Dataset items
==================================================
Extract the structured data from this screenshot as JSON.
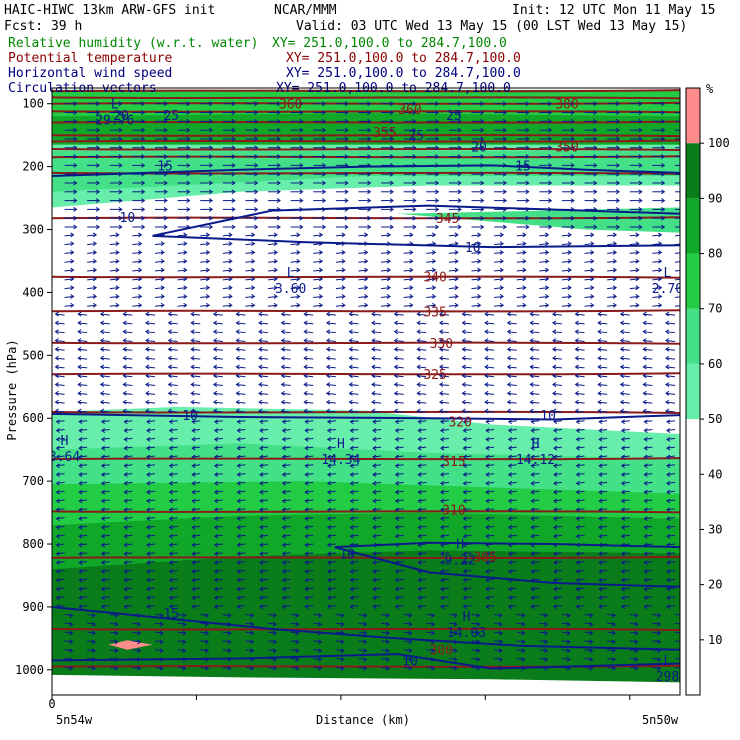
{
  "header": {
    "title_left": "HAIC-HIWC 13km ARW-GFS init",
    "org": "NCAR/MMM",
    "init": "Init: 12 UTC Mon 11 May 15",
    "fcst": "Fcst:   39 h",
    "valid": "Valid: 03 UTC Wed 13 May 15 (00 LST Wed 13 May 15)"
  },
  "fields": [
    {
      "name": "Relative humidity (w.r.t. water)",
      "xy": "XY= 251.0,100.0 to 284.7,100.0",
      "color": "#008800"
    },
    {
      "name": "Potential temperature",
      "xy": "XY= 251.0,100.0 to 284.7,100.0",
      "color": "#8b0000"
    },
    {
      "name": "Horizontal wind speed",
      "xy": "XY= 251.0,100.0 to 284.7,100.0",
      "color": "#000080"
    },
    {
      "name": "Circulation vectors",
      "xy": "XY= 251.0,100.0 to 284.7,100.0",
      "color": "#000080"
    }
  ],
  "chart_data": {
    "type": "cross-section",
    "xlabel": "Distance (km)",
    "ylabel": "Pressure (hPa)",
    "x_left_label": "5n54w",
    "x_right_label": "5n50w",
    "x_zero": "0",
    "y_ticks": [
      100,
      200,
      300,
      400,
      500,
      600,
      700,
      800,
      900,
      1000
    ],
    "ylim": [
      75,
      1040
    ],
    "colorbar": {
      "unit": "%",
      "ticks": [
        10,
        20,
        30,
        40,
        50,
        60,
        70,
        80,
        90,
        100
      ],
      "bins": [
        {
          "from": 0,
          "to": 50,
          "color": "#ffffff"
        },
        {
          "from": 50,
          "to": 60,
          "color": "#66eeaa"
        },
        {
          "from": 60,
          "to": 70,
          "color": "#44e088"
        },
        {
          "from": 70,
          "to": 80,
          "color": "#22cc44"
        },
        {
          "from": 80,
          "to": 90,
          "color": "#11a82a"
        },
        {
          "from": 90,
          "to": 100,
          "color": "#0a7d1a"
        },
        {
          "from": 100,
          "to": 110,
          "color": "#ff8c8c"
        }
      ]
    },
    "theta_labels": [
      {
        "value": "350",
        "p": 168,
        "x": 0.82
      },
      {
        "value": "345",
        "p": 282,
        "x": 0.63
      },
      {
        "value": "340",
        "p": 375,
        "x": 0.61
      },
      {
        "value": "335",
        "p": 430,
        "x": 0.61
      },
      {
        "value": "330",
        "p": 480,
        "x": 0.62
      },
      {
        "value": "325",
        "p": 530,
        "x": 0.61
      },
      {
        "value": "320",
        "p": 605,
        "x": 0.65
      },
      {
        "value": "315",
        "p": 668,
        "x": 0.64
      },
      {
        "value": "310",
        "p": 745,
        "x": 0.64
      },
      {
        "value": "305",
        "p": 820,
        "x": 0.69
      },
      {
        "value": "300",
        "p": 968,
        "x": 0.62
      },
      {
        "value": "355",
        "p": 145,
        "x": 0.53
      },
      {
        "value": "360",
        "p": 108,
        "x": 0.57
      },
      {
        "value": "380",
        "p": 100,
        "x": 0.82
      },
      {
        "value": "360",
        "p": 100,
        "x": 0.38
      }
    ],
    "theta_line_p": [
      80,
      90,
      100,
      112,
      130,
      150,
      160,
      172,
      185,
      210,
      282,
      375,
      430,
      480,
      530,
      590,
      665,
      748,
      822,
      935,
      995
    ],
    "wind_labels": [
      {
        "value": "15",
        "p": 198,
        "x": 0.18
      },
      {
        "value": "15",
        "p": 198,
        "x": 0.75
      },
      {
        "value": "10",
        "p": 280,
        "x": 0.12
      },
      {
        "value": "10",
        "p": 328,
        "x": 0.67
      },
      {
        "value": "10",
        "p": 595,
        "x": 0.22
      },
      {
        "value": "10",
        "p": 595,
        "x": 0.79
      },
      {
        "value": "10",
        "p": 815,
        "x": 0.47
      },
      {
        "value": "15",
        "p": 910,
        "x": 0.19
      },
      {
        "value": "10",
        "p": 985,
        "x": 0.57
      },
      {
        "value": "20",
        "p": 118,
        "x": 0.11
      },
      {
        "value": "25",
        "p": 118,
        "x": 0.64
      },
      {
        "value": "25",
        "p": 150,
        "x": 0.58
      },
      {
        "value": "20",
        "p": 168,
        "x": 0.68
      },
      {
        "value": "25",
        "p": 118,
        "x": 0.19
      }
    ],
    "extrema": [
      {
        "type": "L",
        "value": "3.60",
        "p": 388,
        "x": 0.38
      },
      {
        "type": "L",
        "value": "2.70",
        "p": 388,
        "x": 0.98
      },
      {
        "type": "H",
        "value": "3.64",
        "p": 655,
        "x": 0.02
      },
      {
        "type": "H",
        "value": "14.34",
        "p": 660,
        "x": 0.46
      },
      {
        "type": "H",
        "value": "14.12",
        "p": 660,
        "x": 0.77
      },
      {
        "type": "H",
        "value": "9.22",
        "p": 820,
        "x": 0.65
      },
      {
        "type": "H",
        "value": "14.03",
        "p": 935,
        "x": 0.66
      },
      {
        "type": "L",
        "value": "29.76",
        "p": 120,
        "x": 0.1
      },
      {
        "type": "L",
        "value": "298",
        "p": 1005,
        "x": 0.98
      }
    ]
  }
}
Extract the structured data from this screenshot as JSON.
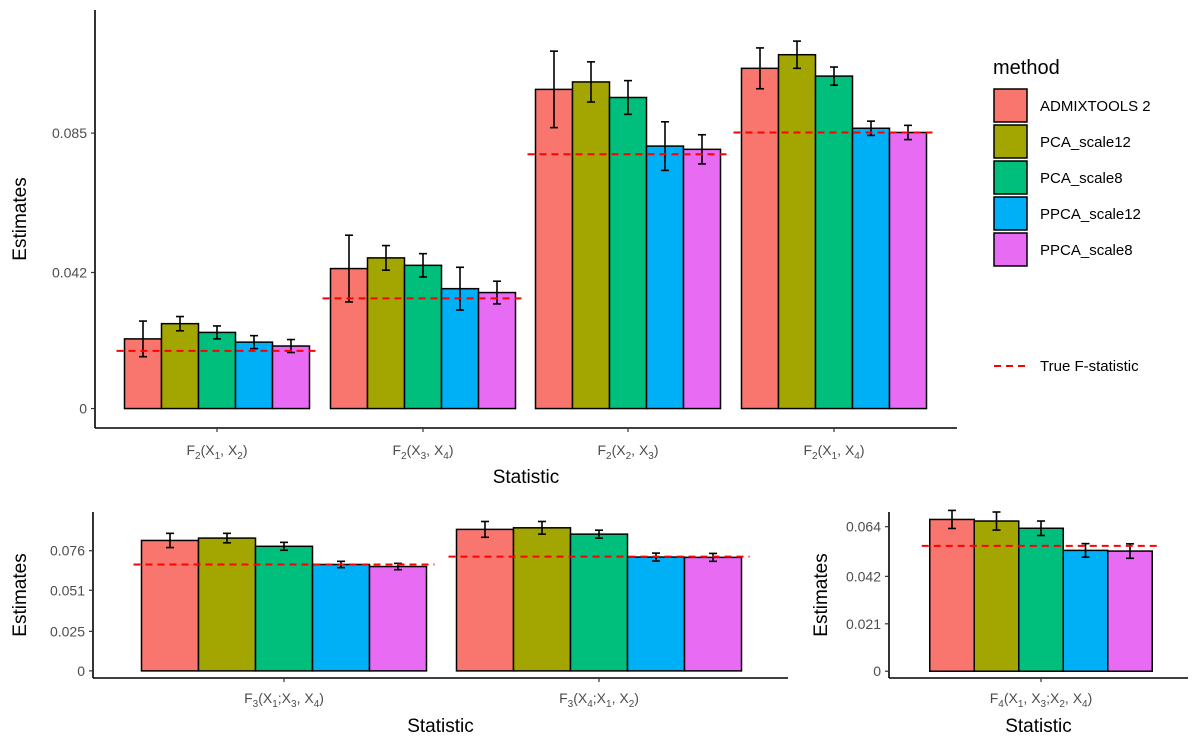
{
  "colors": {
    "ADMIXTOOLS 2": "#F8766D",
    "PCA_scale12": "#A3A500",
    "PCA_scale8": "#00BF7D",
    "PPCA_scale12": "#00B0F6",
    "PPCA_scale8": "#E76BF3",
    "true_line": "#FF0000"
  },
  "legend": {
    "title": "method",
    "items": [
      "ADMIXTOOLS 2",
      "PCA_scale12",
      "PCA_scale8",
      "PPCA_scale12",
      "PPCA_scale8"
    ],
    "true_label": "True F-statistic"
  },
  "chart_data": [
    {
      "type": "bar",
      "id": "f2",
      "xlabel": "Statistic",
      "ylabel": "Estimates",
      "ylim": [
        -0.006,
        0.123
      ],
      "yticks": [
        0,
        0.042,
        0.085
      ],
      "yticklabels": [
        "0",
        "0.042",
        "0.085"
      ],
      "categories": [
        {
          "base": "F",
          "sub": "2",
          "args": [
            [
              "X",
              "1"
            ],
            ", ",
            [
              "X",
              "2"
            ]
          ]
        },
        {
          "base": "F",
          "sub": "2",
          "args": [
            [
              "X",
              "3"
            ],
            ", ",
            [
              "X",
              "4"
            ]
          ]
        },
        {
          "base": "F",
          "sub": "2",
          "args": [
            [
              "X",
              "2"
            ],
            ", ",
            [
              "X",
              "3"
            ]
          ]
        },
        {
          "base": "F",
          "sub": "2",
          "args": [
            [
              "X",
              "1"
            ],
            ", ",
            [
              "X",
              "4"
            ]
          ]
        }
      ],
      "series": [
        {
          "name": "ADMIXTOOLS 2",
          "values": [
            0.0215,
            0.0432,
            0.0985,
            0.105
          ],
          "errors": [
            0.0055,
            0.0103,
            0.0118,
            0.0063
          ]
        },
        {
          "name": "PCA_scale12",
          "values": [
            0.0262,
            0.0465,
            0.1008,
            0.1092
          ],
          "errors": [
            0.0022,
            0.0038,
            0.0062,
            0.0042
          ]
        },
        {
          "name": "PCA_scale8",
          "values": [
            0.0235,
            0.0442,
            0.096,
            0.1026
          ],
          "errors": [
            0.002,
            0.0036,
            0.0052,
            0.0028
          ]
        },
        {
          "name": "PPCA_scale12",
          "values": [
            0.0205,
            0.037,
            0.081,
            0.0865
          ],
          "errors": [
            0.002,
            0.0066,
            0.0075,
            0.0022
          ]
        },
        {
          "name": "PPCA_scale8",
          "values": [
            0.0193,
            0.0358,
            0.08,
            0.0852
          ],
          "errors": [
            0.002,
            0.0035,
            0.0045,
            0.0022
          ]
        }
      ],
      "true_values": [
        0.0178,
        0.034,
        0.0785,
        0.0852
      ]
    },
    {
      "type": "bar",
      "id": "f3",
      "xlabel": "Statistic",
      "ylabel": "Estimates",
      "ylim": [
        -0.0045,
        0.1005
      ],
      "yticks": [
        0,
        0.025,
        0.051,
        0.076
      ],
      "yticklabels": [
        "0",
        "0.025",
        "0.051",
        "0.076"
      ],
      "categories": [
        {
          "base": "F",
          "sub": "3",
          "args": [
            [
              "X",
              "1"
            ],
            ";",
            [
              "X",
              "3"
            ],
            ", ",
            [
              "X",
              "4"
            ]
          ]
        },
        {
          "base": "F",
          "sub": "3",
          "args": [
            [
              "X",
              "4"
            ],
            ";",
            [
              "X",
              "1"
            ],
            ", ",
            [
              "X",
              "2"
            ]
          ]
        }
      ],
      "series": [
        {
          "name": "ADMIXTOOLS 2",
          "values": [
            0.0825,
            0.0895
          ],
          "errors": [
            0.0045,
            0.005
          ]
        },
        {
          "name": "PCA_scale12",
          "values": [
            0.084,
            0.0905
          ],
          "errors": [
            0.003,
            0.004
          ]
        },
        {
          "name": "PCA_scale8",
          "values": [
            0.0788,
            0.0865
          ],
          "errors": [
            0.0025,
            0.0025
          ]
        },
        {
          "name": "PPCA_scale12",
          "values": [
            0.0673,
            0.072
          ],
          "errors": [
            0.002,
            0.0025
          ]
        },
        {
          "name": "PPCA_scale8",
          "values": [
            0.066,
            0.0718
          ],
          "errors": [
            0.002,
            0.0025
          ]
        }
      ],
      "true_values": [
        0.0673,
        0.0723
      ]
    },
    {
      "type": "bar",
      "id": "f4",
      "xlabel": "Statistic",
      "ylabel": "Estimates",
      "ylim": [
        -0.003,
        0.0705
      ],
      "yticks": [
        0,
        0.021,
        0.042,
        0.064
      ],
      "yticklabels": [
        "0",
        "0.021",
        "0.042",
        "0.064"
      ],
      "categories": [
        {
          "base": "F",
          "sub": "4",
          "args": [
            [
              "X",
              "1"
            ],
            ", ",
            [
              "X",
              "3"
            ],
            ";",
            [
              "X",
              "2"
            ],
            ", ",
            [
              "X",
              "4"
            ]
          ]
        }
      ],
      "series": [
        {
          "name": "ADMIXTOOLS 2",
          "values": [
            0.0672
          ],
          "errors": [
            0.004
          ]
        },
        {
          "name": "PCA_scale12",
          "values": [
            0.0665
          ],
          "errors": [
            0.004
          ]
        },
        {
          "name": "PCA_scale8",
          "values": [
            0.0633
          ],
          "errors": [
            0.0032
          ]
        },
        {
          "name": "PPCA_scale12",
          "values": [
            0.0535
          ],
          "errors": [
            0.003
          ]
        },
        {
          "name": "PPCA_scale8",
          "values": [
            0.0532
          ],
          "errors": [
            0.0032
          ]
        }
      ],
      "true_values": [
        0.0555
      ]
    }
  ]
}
==================================================
→ **INSTRUCTIONS TO FOLLOW**: Within the material above, find the lines that contain the word "from"; copy them.

→ **FULL SOLUTION**:
Extract the structured data from this screenshot as JSON.
          "from": 0,
          "from": 50,
          "from": 60,
          "from": 70,
          "from": 80,
          "from": 90,
          "from": 100,
Extract the structured data from this screenshot as JSON.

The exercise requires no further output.